Every line of the material is to be quoted verbatim, minus the pictures.

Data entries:
# # # #
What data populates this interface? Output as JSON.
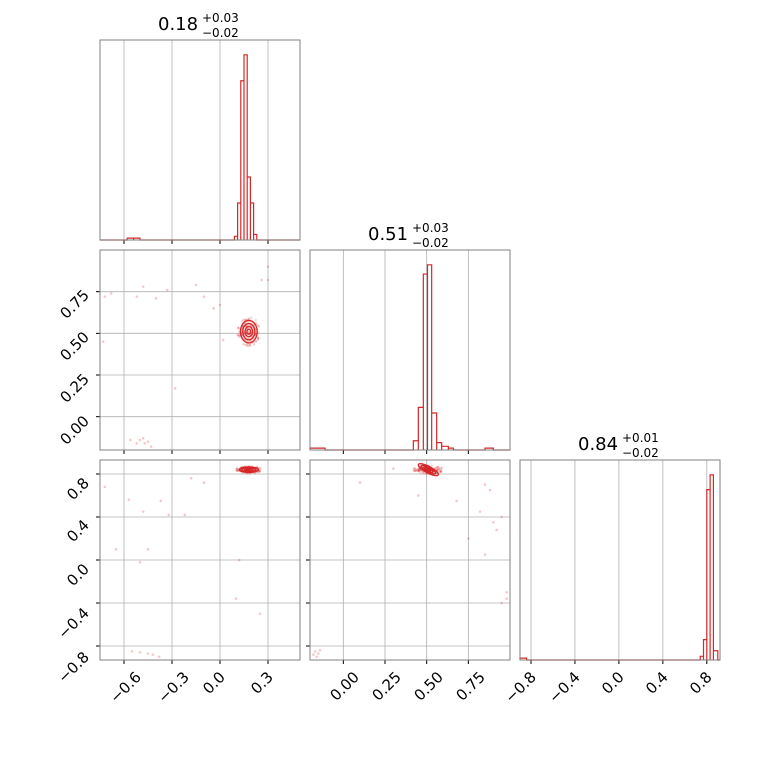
{
  "colors": {
    "series": "#d62728",
    "grid": "#b0b0b0",
    "frame": "#808080"
  },
  "chart_data": [
    {
      "type": "histogram",
      "panel": "p00",
      "title": {
        "value": "0.18",
        "plus": "+0.03",
        "minus": "−0.02"
      },
      "xlim": [
        -0.75,
        0.5
      ],
      "ylim": [
        0,
        1.08
      ],
      "grid": true,
      "bins": [
        {
          "x0": -0.58,
          "x1": -0.54,
          "y": 0.01
        },
        {
          "x0": -0.54,
          "x1": -0.5,
          "y": 0.01
        },
        {
          "x0": 0.09,
          "x1": 0.11,
          "y": 0.02
        },
        {
          "x0": 0.11,
          "x1": 0.13,
          "y": 0.2
        },
        {
          "x0": 0.13,
          "x1": 0.15,
          "y": 0.86
        },
        {
          "x0": 0.15,
          "x1": 0.17,
          "y": 1.0
        },
        {
          "x0": 0.17,
          "x1": 0.19,
          "y": 0.34
        },
        {
          "x0": 0.19,
          "x1": 0.21,
          "y": 0.2
        },
        {
          "x0": 0.21,
          "x1": 0.23,
          "y": 0.03
        }
      ]
    },
    {
      "type": "histogram",
      "panel": "p11",
      "title": {
        "value": "0.51",
        "plus": "+0.03",
        "minus": "−0.02"
      },
      "xlim": [
        -0.2,
        1.0
      ],
      "ylim": [
        0,
        1.08
      ],
      "grid": true,
      "bins": [
        {
          "x0": -0.2,
          "x1": -0.11,
          "y": 0.01
        },
        {
          "x0": 0.42,
          "x1": 0.45,
          "y": 0.05
        },
        {
          "x0": 0.45,
          "x1": 0.48,
          "y": 0.23
        },
        {
          "x0": 0.48,
          "x1": 0.505,
          "y": 0.95
        },
        {
          "x0": 0.505,
          "x1": 0.53,
          "y": 1.0
        },
        {
          "x0": 0.53,
          "x1": 0.56,
          "y": 0.2
        },
        {
          "x0": 0.56,
          "x1": 0.59,
          "y": 0.04
        },
        {
          "x0": 0.59,
          "x1": 0.63,
          "y": 0.02
        },
        {
          "x0": 0.63,
          "x1": 0.66,
          "y": 0.01
        },
        {
          "x0": 0.85,
          "x1": 0.9,
          "y": 0.01
        }
      ]
    },
    {
      "type": "histogram",
      "panel": "p22",
      "title": {
        "value": "0.84",
        "plus": "+0.01",
        "minus": "−0.02"
      },
      "xlim": [
        -0.9,
        0.92
      ],
      "ylim": [
        0,
        1.08
      ],
      "grid": true,
      "bins": [
        {
          "x0": -0.9,
          "x1": -0.84,
          "y": 0.01
        },
        {
          "x0": 0.74,
          "x1": 0.77,
          "y": 0.02
        },
        {
          "x0": 0.77,
          "x1": 0.8,
          "y": 0.11
        },
        {
          "x0": 0.8,
          "x1": 0.83,
          "y": 0.92
        },
        {
          "x0": 0.83,
          "x1": 0.86,
          "y": 1.0
        },
        {
          "x0": 0.86,
          "x1": 0.9,
          "y": 0.05
        }
      ]
    },
    {
      "type": "scatter",
      "panel": "p10",
      "xlim": [
        -0.75,
        0.5
      ],
      "ylim": [
        -0.2,
        1.0
      ],
      "grid": true,
      "yticks": [
        "0.00",
        "0.25",
        "0.50",
        "0.75"
      ],
      "cluster": {
        "cx": 0.18,
        "cy": 0.51,
        "rx": 0.07,
        "ry": 0.09
      },
      "points": [
        [
          -0.72,
          0.72
        ],
        [
          -0.68,
          0.74
        ],
        [
          -0.52,
          0.72
        ],
        [
          -0.48,
          0.78
        ],
        [
          -0.33,
          0.76
        ],
        [
          -0.4,
          0.71
        ],
        [
          -0.15,
          0.79
        ],
        [
          -0.1,
          0.72
        ],
        [
          -0.28,
          0.17
        ],
        [
          -0.73,
          0.45
        ],
        [
          -0.48,
          -0.13
        ],
        [
          -0.5,
          -0.14
        ],
        [
          -0.45,
          -0.15
        ],
        [
          -0.47,
          -0.16
        ],
        [
          -0.52,
          -0.16
        ],
        [
          -0.43,
          -0.18
        ],
        [
          -0.56,
          -0.14
        ],
        [
          0.3,
          0.9
        ],
        [
          0.26,
          0.82
        ],
        [
          0.3,
          0.82
        ],
        [
          0.02,
          0.46
        ],
        [
          -0.04,
          0.65
        ],
        [
          0.0,
          0.67
        ]
      ]
    },
    {
      "type": "scatter",
      "panel": "p20",
      "xlim": [
        -0.75,
        0.5
      ],
      "ylim": [
        -0.93,
        0.93
      ],
      "grid": true,
      "yticks": [
        "−0.8",
        "−0.4",
        "0.0",
        "0.4",
        "0.8"
      ],
      "xticks": [
        "−0.6",
        "−0.3",
        "0.0",
        "0.3"
      ],
      "cluster": {
        "cx": 0.18,
        "cy": 0.84,
        "rx": 0.08,
        "ry": 0.035
      },
      "points": [
        [
          -0.72,
          0.68
        ],
        [
          -0.65,
          0.1
        ],
        [
          -0.57,
          0.56
        ],
        [
          -0.48,
          0.45
        ],
        [
          -0.45,
          0.1
        ],
        [
          -0.5,
          -0.02
        ],
        [
          -0.37,
          0.55
        ],
        [
          -0.22,
          0.42
        ],
        [
          -0.1,
          0.72
        ],
        [
          0.1,
          -0.36
        ],
        [
          0.25,
          -0.5
        ],
        [
          -0.45,
          -0.87
        ],
        [
          -0.5,
          -0.86
        ],
        [
          -0.42,
          -0.88
        ],
        [
          -0.55,
          -0.85
        ],
        [
          -0.38,
          -0.9
        ],
        [
          -0.32,
          0.42
        ],
        [
          0.12,
          0.0
        ],
        [
          -0.18,
          0.76
        ]
      ]
    },
    {
      "type": "scatter",
      "panel": "p21",
      "xlim": [
        -0.2,
        1.0
      ],
      "ylim": [
        -0.93,
        0.93
      ],
      "grid": true,
      "xticks": [
        "0.00",
        "0.25",
        "0.50",
        "0.75"
      ],
      "cluster": {
        "cx": 0.51,
        "cy": 0.84,
        "rx": 0.09,
        "ry": 0.04
      },
      "points": [
        [
          -0.17,
          -0.85
        ],
        [
          -0.15,
          -0.87
        ],
        [
          -0.18,
          -0.88
        ],
        [
          -0.14,
          -0.84
        ],
        [
          -0.16,
          -0.9
        ],
        [
          0.1,
          0.72
        ],
        [
          0.85,
          0.7
        ],
        [
          0.88,
          0.65
        ],
        [
          0.9,
          0.35
        ],
        [
          0.95,
          0.4
        ],
        [
          0.92,
          0.28
        ],
        [
          0.98,
          -0.3
        ],
        [
          0.95,
          -0.4
        ],
        [
          0.85,
          0.05
        ],
        [
          0.75,
          0.2
        ],
        [
          0.82,
          0.45
        ],
        [
          0.3,
          0.85
        ],
        [
          0.68,
          0.55
        ],
        [
          0.45,
          0.6
        ],
        [
          0.98,
          -0.36
        ]
      ]
    }
  ]
}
# # # #
FULL OUTPUT:
What data populates this interface? Output as JSON.
{
  "colors": {
    "series": "#d62728",
    "grid": "#b0b0b0",
    "frame": "#808080"
  },
  "chart_data": [
    {
      "type": "histogram",
      "panel": "p00",
      "title": {
        "value": "0.18",
        "plus": "+0.03",
        "minus": "−0.02"
      },
      "xlim": [
        -0.75,
        0.5
      ],
      "ylim": [
        0,
        1.08
      ],
      "grid": true,
      "bins": [
        {
          "x0": -0.58,
          "x1": -0.54,
          "y": 0.01
        },
        {
          "x0": -0.54,
          "x1": -0.5,
          "y": 0.01
        },
        {
          "x0": 0.09,
          "x1": 0.11,
          "y": 0.02
        },
        {
          "x0": 0.11,
          "x1": 0.13,
          "y": 0.2
        },
        {
          "x0": 0.13,
          "x1": 0.15,
          "y": 0.86
        },
        {
          "x0": 0.15,
          "x1": 0.17,
          "y": 1.0
        },
        {
          "x0": 0.17,
          "x1": 0.19,
          "y": 0.34
        },
        {
          "x0": 0.19,
          "x1": 0.21,
          "y": 0.2
        },
        {
          "x0": 0.21,
          "x1": 0.23,
          "y": 0.03
        }
      ]
    },
    {
      "type": "histogram",
      "panel": "p11",
      "title": {
        "value": "0.51",
        "plus": "+0.03",
        "minus": "−0.02"
      },
      "xlim": [
        -0.2,
        1.0
      ],
      "ylim": [
        0,
        1.08
      ],
      "grid": true,
      "bins": [
        {
          "x0": -0.2,
          "x1": -0.11,
          "y": 0.01
        },
        {
          "x0": 0.42,
          "x1": 0.45,
          "y": 0.05
        },
        {
          "x0": 0.45,
          "x1": 0.48,
          "y": 0.23
        },
        {
          "x0": 0.48,
          "x1": 0.505,
          "y": 0.95
        },
        {
          "x0": 0.505,
          "x1": 0.53,
          "y": 1.0
        },
        {
          "x0": 0.53,
          "x1": 0.56,
          "y": 0.2
        },
        {
          "x0": 0.56,
          "x1": 0.59,
          "y": 0.04
        },
        {
          "x0": 0.59,
          "x1": 0.63,
          "y": 0.02
        },
        {
          "x0": 0.63,
          "x1": 0.66,
          "y": 0.01
        },
        {
          "x0": 0.85,
          "x1": 0.9,
          "y": 0.01
        }
      ]
    },
    {
      "type": "histogram",
      "panel": "p22",
      "title": {
        "value": "0.84",
        "plus": "+0.01",
        "minus": "−0.02"
      },
      "xlim": [
        -0.9,
        0.92
      ],
      "ylim": [
        0,
        1.08
      ],
      "grid": true,
      "bins": [
        {
          "x0": -0.9,
          "x1": -0.84,
          "y": 0.01
        },
        {
          "x0": 0.74,
          "x1": 0.77,
          "y": 0.02
        },
        {
          "x0": 0.77,
          "x1": 0.8,
          "y": 0.11
        },
        {
          "x0": 0.8,
          "x1": 0.83,
          "y": 0.92
        },
        {
          "x0": 0.83,
          "x1": 0.86,
          "y": 1.0
        },
        {
          "x0": 0.86,
          "x1": 0.9,
          "y": 0.05
        }
      ]
    },
    {
      "type": "scatter",
      "panel": "p10",
      "xlim": [
        -0.75,
        0.5
      ],
      "ylim": [
        -0.2,
        1.0
      ],
      "grid": true,
      "yticks": [
        "0.00",
        "0.25",
        "0.50",
        "0.75"
      ],
      "cluster": {
        "cx": 0.18,
        "cy": 0.51,
        "rx": 0.07,
        "ry": 0.09
      },
      "points": [
        [
          -0.72,
          0.72
        ],
        [
          -0.68,
          0.74
        ],
        [
          -0.52,
          0.72
        ],
        [
          -0.48,
          0.78
        ],
        [
          -0.33,
          0.76
        ],
        [
          -0.4,
          0.71
        ],
        [
          -0.15,
          0.79
        ],
        [
          -0.1,
          0.72
        ],
        [
          -0.28,
          0.17
        ],
        [
          -0.73,
          0.45
        ],
        [
          -0.48,
          -0.13
        ],
        [
          -0.5,
          -0.14
        ],
        [
          -0.45,
          -0.15
        ],
        [
          -0.47,
          -0.16
        ],
        [
          -0.52,
          -0.16
        ],
        [
          -0.43,
          -0.18
        ],
        [
          -0.56,
          -0.14
        ],
        [
          0.3,
          0.9
        ],
        [
          0.26,
          0.82
        ],
        [
          0.3,
          0.82
        ],
        [
          0.02,
          0.46
        ],
        [
          -0.04,
          0.65
        ],
        [
          0.0,
          0.67
        ]
      ]
    },
    {
      "type": "scatter",
      "panel": "p20",
      "xlim": [
        -0.75,
        0.5
      ],
      "ylim": [
        -0.93,
        0.93
      ],
      "grid": true,
      "yticks": [
        "−0.8",
        "−0.4",
        "0.0",
        "0.4",
        "0.8"
      ],
      "xticks": [
        "−0.6",
        "−0.3",
        "0.0",
        "0.3"
      ],
      "cluster": {
        "cx": 0.18,
        "cy": 0.84,
        "rx": 0.08,
        "ry": 0.035
      },
      "points": [
        [
          -0.72,
          0.68
        ],
        [
          -0.65,
          0.1
        ],
        [
          -0.57,
          0.56
        ],
        [
          -0.48,
          0.45
        ],
        [
          -0.45,
          0.1
        ],
        [
          -0.5,
          -0.02
        ],
        [
          -0.37,
          0.55
        ],
        [
          -0.22,
          0.42
        ],
        [
          -0.1,
          0.72
        ],
        [
          0.1,
          -0.36
        ],
        [
          0.25,
          -0.5
        ],
        [
          -0.45,
          -0.87
        ],
        [
          -0.5,
          -0.86
        ],
        [
          -0.42,
          -0.88
        ],
        [
          -0.55,
          -0.85
        ],
        [
          -0.38,
          -0.9
        ],
        [
          -0.32,
          0.42
        ],
        [
          0.12,
          0.0
        ],
        [
          -0.18,
          0.76
        ]
      ]
    },
    {
      "type": "scatter",
      "panel": "p21",
      "xlim": [
        -0.2,
        1.0
      ],
      "ylim": [
        -0.93,
        0.93
      ],
      "grid": true,
      "xticks": [
        "0.00",
        "0.25",
        "0.50",
        "0.75"
      ],
      "cluster": {
        "cx": 0.51,
        "cy": 0.84,
        "rx": 0.09,
        "ry": 0.04
      },
      "points": [
        [
          -0.17,
          -0.85
        ],
        [
          -0.15,
          -0.87
        ],
        [
          -0.18,
          -0.88
        ],
        [
          -0.14,
          -0.84
        ],
        [
          -0.16,
          -0.9
        ],
        [
          0.1,
          0.72
        ],
        [
          0.85,
          0.7
        ],
        [
          0.88,
          0.65
        ],
        [
          0.9,
          0.35
        ],
        [
          0.95,
          0.4
        ],
        [
          0.92,
          0.28
        ],
        [
          0.98,
          -0.3
        ],
        [
          0.95,
          -0.4
        ],
        [
          0.85,
          0.05
        ],
        [
          0.75,
          0.2
        ],
        [
          0.82,
          0.45
        ],
        [
          0.3,
          0.85
        ],
        [
          0.68,
          0.55
        ],
        [
          0.45,
          0.6
        ],
        [
          0.98,
          -0.36
        ]
      ]
    }
  ]
}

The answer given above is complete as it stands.